* **Information given**
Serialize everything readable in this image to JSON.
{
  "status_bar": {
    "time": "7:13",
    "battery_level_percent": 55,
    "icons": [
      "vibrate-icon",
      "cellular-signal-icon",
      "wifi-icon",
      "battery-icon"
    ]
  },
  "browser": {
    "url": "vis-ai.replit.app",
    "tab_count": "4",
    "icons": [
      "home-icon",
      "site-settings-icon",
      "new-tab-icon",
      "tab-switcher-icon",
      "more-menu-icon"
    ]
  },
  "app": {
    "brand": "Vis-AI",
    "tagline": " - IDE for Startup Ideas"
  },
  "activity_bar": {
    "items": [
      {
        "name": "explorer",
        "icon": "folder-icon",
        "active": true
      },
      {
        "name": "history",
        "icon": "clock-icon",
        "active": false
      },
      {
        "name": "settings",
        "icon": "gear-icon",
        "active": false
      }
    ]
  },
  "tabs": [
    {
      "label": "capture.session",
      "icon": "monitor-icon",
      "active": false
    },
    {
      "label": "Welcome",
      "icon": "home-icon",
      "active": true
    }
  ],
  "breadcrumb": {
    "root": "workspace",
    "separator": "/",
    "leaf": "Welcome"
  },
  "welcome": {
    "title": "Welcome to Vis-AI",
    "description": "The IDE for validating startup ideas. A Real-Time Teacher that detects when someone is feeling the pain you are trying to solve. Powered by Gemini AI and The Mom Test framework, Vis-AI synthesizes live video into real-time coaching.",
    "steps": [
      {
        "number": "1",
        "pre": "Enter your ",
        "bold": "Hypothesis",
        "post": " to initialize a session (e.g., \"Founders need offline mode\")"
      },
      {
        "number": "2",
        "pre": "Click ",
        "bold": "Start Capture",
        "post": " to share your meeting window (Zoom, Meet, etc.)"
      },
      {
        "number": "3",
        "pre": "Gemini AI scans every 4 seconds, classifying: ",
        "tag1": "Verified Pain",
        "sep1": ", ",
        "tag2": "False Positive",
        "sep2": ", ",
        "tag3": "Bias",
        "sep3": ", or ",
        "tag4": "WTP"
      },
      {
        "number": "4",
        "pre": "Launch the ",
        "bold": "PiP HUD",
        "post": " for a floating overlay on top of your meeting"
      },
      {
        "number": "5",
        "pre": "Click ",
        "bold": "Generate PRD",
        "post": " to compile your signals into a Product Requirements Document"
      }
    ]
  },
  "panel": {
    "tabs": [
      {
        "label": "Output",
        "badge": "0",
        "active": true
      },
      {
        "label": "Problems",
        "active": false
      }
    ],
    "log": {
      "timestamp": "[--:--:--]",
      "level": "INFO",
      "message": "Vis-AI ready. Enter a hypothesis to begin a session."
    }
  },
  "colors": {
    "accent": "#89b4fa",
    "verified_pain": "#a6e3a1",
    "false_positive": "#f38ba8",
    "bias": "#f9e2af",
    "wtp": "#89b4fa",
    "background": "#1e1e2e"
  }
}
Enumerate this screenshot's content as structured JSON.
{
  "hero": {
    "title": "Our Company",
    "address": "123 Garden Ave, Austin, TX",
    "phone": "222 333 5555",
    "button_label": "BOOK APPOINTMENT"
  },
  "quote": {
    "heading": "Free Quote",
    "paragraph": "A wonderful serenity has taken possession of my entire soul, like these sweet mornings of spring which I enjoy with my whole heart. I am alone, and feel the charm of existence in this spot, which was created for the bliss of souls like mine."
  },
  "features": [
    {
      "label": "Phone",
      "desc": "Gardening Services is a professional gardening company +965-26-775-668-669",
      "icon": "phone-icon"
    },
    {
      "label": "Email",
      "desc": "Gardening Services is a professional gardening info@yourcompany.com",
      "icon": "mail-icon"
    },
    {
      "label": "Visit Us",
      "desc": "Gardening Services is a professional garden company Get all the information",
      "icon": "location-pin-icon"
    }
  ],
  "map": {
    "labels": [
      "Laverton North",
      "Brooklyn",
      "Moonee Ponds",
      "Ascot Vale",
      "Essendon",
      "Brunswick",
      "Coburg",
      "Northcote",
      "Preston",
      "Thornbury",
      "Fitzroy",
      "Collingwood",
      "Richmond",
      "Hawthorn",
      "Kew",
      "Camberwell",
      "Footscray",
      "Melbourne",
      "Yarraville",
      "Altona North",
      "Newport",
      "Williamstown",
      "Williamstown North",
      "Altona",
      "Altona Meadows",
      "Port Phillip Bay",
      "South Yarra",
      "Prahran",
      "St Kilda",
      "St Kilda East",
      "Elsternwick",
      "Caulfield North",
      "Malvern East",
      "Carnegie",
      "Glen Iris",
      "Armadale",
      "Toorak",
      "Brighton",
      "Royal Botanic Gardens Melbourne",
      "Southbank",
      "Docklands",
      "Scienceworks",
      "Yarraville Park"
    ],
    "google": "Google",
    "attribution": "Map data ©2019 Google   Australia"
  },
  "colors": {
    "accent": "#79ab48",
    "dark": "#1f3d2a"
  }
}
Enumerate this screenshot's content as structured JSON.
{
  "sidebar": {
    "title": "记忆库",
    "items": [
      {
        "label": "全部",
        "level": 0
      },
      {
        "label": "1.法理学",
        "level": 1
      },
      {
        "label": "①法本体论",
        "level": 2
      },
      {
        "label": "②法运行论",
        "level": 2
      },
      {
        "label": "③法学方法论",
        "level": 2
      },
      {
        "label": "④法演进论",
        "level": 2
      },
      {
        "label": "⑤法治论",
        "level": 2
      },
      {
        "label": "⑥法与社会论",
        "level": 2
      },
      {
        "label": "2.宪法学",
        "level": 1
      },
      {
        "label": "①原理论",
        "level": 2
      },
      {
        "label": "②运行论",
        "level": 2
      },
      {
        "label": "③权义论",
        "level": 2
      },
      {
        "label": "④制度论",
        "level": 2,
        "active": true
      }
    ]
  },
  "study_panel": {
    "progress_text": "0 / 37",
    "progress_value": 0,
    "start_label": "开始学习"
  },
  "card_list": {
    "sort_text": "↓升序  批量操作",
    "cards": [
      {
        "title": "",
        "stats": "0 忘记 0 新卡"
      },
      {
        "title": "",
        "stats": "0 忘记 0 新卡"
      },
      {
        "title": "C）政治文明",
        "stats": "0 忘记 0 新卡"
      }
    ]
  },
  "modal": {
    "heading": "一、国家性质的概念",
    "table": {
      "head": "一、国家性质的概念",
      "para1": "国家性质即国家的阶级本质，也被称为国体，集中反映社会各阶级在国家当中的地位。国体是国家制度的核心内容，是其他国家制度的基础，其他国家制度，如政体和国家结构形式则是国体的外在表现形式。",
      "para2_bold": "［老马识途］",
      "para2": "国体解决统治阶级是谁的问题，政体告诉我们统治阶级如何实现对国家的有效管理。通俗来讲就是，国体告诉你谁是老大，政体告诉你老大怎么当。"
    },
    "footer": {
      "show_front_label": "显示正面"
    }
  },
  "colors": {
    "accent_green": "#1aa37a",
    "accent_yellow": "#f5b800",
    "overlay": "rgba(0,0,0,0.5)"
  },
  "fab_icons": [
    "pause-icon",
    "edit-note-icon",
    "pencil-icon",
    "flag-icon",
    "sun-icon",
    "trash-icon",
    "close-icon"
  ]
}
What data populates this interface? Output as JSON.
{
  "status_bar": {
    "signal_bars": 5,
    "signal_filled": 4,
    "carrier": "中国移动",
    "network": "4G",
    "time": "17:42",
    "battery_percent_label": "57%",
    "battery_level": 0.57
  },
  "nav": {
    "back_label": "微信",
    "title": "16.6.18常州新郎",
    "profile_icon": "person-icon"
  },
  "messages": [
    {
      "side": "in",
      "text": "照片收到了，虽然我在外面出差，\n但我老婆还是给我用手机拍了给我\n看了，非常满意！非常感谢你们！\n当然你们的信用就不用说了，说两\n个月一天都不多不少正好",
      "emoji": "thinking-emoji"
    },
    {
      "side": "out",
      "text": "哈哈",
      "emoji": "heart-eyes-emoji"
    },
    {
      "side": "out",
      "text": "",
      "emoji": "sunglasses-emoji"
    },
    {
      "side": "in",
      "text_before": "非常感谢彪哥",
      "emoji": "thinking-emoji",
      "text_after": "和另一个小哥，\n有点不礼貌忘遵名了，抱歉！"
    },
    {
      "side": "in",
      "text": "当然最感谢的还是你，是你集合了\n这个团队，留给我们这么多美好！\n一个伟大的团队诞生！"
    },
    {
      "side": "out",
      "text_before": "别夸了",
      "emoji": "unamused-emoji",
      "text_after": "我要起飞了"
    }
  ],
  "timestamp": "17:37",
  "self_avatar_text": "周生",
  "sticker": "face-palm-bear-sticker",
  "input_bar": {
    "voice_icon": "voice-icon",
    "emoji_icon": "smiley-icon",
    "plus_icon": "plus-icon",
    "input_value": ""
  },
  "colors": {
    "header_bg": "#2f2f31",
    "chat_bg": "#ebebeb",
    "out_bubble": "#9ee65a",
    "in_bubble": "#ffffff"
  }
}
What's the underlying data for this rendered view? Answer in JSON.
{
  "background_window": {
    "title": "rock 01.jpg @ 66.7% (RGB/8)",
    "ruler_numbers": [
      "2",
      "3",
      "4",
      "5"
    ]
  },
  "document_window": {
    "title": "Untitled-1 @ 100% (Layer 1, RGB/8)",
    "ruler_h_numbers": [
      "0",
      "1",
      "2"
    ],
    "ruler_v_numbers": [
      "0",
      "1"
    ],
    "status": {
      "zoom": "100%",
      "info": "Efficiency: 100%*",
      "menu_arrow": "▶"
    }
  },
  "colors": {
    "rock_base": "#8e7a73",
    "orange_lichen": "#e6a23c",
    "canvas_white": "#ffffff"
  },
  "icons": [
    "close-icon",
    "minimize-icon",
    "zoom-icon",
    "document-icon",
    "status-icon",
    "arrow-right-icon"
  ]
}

* **What is needed**
Where a line holds the string "name", copy that line.

* **Task result**
        "name": "explorer",
        "name": "history",
        "name": "settings",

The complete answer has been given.